Given records:

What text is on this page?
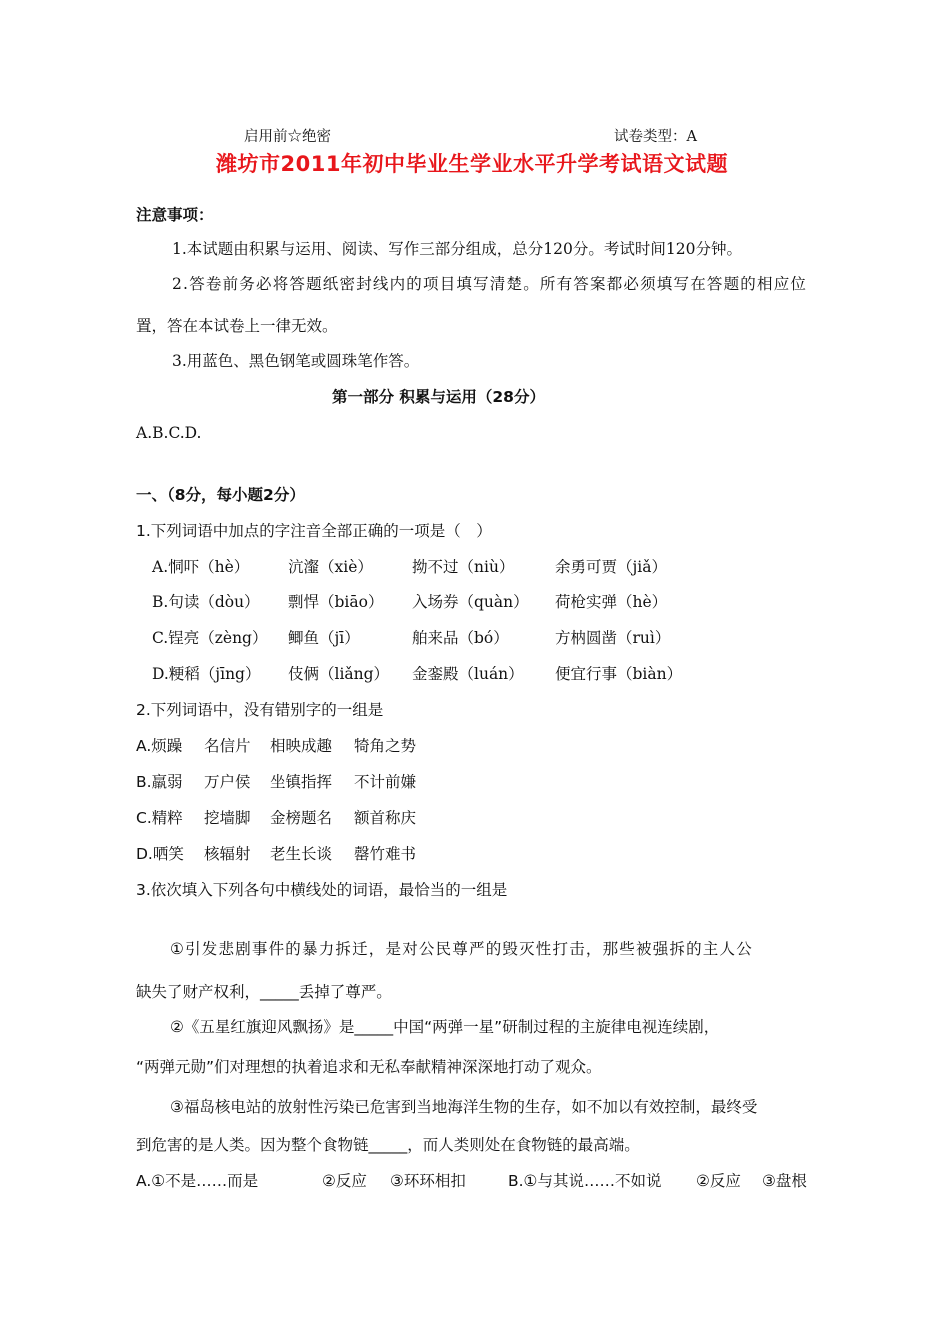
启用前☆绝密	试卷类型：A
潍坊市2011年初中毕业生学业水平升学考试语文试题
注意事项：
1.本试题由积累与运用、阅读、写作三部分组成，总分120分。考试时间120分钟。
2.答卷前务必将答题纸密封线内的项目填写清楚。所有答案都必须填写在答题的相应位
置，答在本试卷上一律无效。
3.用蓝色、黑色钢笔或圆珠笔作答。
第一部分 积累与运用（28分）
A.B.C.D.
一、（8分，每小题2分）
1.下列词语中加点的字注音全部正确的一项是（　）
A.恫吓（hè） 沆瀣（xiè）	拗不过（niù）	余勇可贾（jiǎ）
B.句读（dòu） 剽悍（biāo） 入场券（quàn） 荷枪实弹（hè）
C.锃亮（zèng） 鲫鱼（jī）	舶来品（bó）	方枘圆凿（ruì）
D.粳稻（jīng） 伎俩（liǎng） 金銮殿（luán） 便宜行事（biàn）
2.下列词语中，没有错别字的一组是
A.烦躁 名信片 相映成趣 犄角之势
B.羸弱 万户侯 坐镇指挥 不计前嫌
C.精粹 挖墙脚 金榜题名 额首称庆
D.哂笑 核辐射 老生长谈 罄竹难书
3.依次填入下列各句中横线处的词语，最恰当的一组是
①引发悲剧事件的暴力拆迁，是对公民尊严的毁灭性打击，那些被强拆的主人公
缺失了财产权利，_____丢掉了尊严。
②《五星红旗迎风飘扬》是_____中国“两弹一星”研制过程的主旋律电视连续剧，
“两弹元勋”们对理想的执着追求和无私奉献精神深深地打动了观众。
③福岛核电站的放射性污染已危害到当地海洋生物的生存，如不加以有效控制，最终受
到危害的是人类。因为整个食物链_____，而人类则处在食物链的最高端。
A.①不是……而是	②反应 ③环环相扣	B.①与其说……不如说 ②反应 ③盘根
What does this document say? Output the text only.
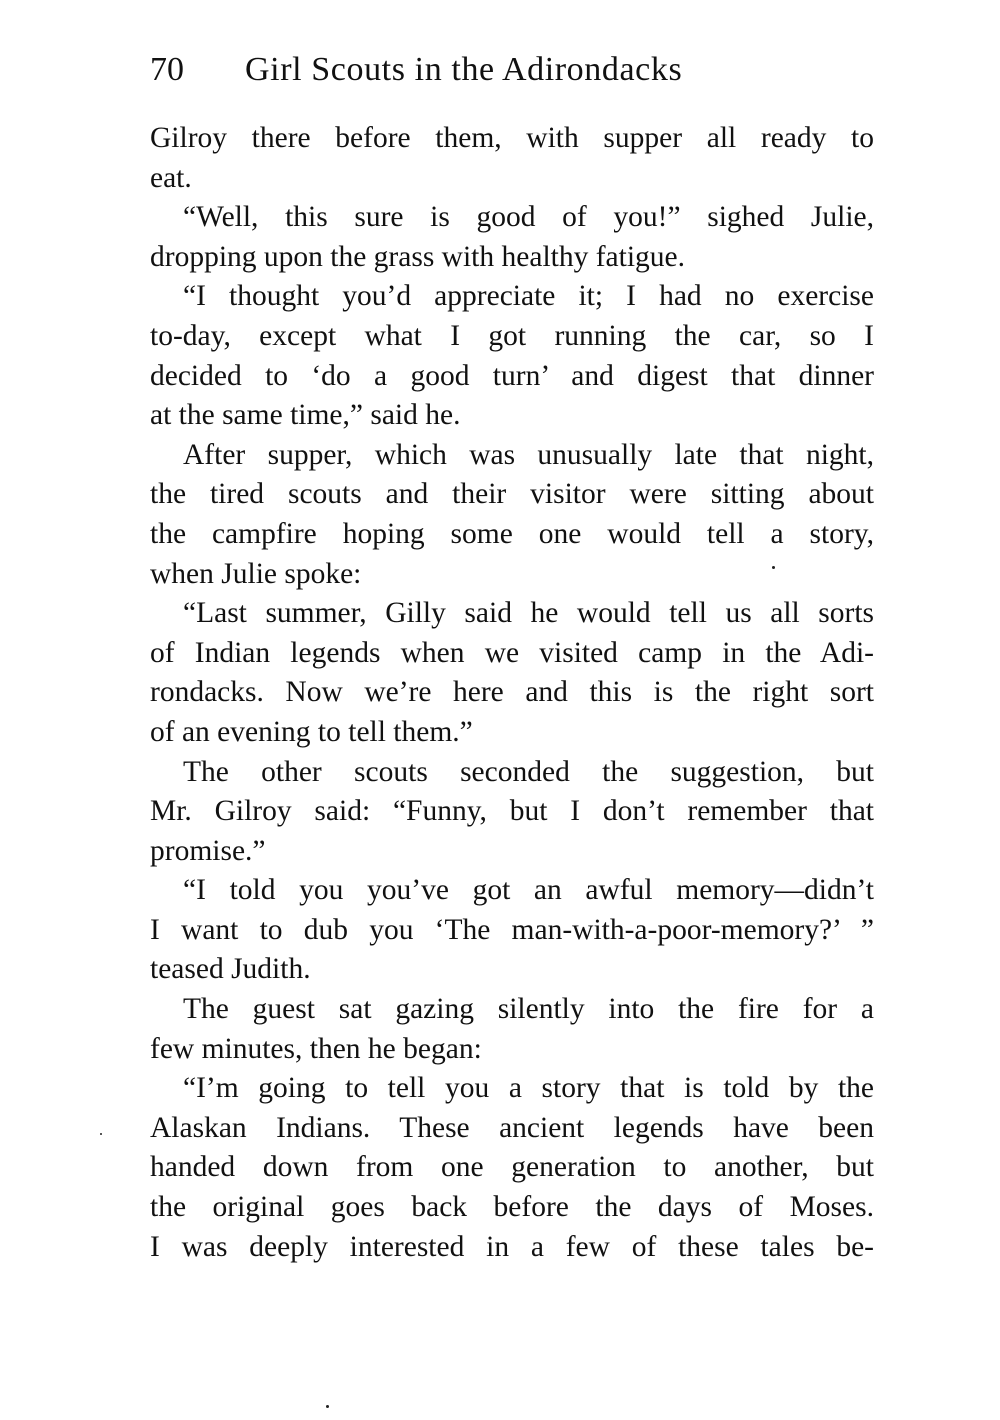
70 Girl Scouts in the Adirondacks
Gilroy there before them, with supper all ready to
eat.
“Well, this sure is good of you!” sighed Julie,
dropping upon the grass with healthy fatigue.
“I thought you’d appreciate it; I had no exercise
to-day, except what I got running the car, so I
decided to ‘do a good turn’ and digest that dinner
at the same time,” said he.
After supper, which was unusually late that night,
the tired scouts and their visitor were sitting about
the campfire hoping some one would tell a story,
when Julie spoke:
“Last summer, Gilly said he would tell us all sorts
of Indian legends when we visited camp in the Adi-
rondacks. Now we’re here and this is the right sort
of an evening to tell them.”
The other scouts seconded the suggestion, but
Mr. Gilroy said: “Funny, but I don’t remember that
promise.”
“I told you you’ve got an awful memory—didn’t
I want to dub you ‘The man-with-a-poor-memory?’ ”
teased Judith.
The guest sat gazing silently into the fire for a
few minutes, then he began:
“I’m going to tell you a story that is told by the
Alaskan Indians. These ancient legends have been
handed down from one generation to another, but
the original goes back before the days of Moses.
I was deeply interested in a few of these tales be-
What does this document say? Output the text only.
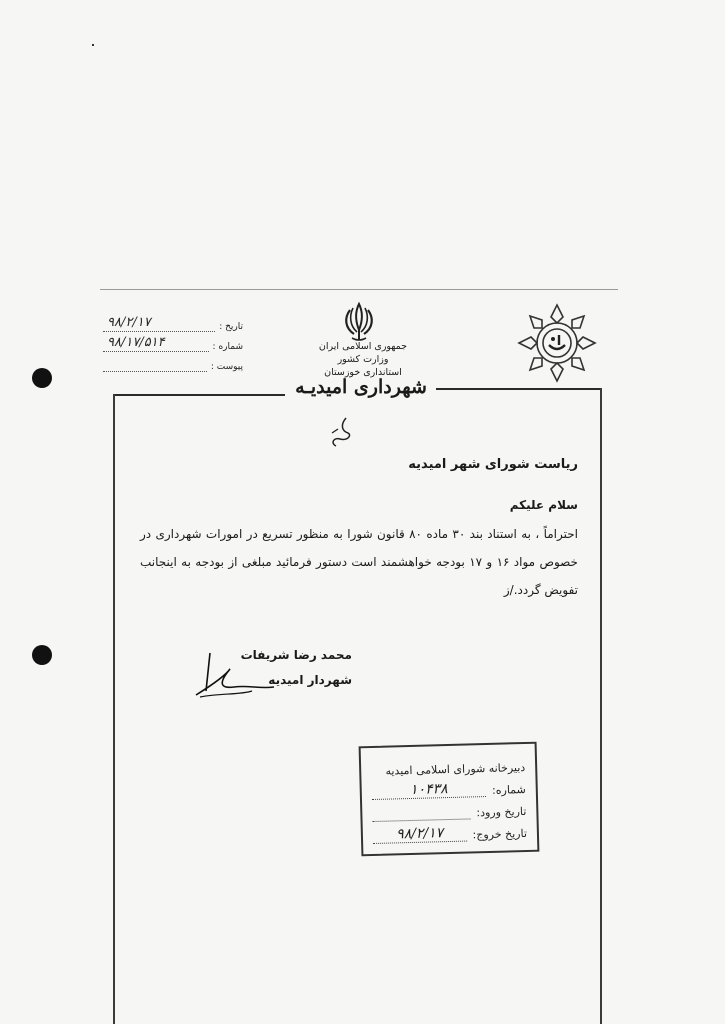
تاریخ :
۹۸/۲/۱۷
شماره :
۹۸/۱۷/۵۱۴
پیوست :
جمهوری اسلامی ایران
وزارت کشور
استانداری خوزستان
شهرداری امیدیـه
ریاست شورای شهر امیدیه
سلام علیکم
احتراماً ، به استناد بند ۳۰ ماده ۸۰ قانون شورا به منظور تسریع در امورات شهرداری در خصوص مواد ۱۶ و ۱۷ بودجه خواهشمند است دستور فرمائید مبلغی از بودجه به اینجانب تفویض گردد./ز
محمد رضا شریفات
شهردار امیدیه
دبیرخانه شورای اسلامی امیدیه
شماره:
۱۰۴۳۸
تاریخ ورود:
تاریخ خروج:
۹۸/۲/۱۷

Prompt:
Transcribe every entry above exactly. Omit all pictures.

Response:
What text is on this page?
启用前☆绝密	试卷类型：A
潍坊市2011年初中毕业生学业水平升学考试语文试题
注意事项：
1.本试题由积累与运用、阅读、写作三部分组成，总分120分。考试时间120分钟。
2.答卷前务必将答题纸密封线内的项目填写清楚。所有答案都必须填写在答题的相应位
置，答在本试卷上一律无效。
3.用蓝色、黑色钢笔或圆珠笔作答。
第一部分 积累与运用（28分）
A.B.C.D.
一、（8分，每小题2分）
1.下列词语中加点的字注音全部正确的一项是（　）
A.恫吓（hè） 沆瀣（xiè）	拗不过（niù）	余勇可贾（jiǎ）
B.句读（dòu） 剽悍（biāo） 入场券（quàn） 荷枪实弹（hè）
C.锃亮（zèng） 鲫鱼（jī）	舶来品（bó）	方枘圆凿（ruì）
D.粳稻（jīng） 伎俩（liǎng） 金銮殿（luán） 便宜行事（biàn）
2.下列词语中，没有错别字的一组是
A.烦躁 名信片 相映成趣 犄角之势
B.羸弱 万户侯 坐镇指挥 不计前嫌
C.精粹 挖墙脚 金榜题名 额首称庆
D.哂笑 核辐射 老生长谈 罄竹难书
3.依次填入下列各句中横线处的词语，最恰当的一组是
①引发悲剧事件的暴力拆迁，是对公民尊严的毁灭性打击，那些被强拆的主人公
缺失了财产权利，_____丢掉了尊严。
②《五星红旗迎风飘扬》是_____中国“两弹一星”研制过程的主旋律电视连续剧，
“两弹元勋”们对理想的执着追求和无私奉献精神深深地打动了观众。
③福岛核电站的放射性污染已危害到当地海洋生物的生存，如不加以有效控制，最终受
到危害的是人类。因为整个食物链_____，而人类则处在食物链的最高端。
A.①不是……而是	②反应 ③环环相扣	B.①与其说……不如说 ②反应 ③盘根
What does this document say? Output the text only.
70 Girl Scouts in the Adirondacks
Gilroy there before them, with supper all ready to
eat.
“Well, this sure is good of you!” sighed Julie,
dropping upon the grass with healthy fatigue.
“I thought you’d appreciate it; I had no exercise
to-day, except what I got running the car, so I
decided to ‘do a good turn’ and digest that dinner
at the same time,” said he.
After supper, which was unusually late that night,
the tired scouts and their visitor were sitting about
the campfire hoping some one would tell a story,
when Julie spoke:
“Last summer, Gilly said he would tell us all sorts
of Indian legends when we visited camp in the Adi-
rondacks. Now we’re here and this is the right sort
of an evening to tell them.”
The other scouts seconded the suggestion, but
Mr. Gilroy said: “Funny, but I don’t remember that
promise.”
“I told you you’ve got an awful memory—didn’t
I want to dub you ‘The man-with-a-poor-memory?’ ”
teased Judith.
The guest sat gazing silently into the fire for a
few minutes, then he began:
“I’m going to tell you a story that is told by the
Alaskan Indians. These ancient legends have been
handed down from one generation to another, but
the original goes back before the days of Moses.
I was deeply interested in a few of these tales be-
What does this document say? Output the text only.
تاریخ :
۹۸/۲/۱۷
شماره :
۹۸/۱۷/۵۱۴
پیوست :
جمهوری اسلامی ایران
وزارت کشور
استانداری خوزستان
شهرداری امیدیـه
ریاست شورای شهر امیدیه
سلام علیکم
احتراماً ، به استناد بند ۳۰ ماده ۸۰ قانون شورا به منظور تسریع در امورات شهرداری در خصوص مواد ۱۶ و ۱۷ بودجه خواهشمند است دستور فرمائید مبلغی از بودجه به اینجانب تفویض گردد./ز
محمد رضا شریفات
شهردار امیدیه
دبیرخانه شورای اسلامی امیدیه
شماره:
۱۰۴۳۸
تاریخ ورود:
تاریخ خروج:
۹۸/۲/۱۷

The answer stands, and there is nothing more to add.